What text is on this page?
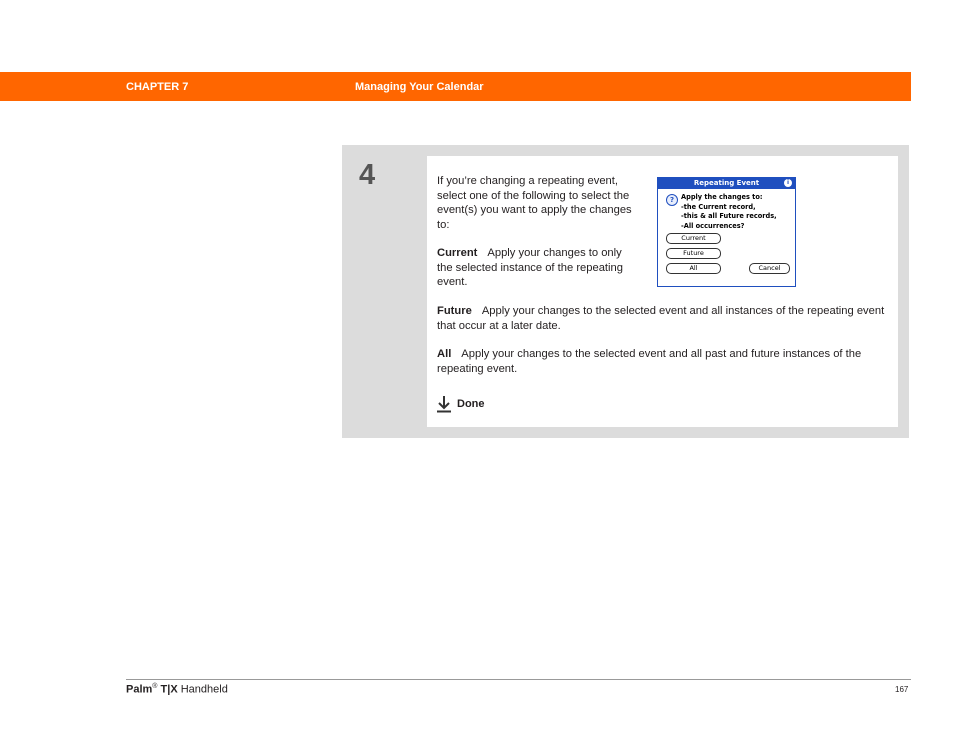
CHAPTER 7	Managing Your Calendar
4	If you’re changing a repeating event, select one of the following to select the event(s) you want to apply the changes to:

Current Apply your changes to only the selected instance of the repeating event.

Future Apply your changes to the selected event and all instances of the repeating event that occur at a later date.

All Apply your changes to the selected event and all past and future instances of the repeating event.

Done
Repeating Event	i
?	Apply the changes to:
-the Current record,
-this & all Future records,
-All occurrences?
Current
Future
All	Cancel
Palm® T|X Handheld	167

Requirement:
What you return should match the records above word for word, minus the pictures.

Task result:
What text is on this page?
CHAPTER 7	Managing Your Calendar
4	If you’re changing a repeating event, select one of the following to select the event(s) you want to apply the changes to:

Current Apply your changes to only the selected instance of the repeating event.

Future Apply your changes to the selected event and all instances of the repeating event that occur at a later date.

All Apply your changes to the selected event and all past and future instances of the repeating event.

Done
Repeating Event	i
?	Apply the changes to:
-the Current record,
-this & all Future records,
-All occurrences?
Current
Future
All	Cancel
Palm® T|X Handheld	167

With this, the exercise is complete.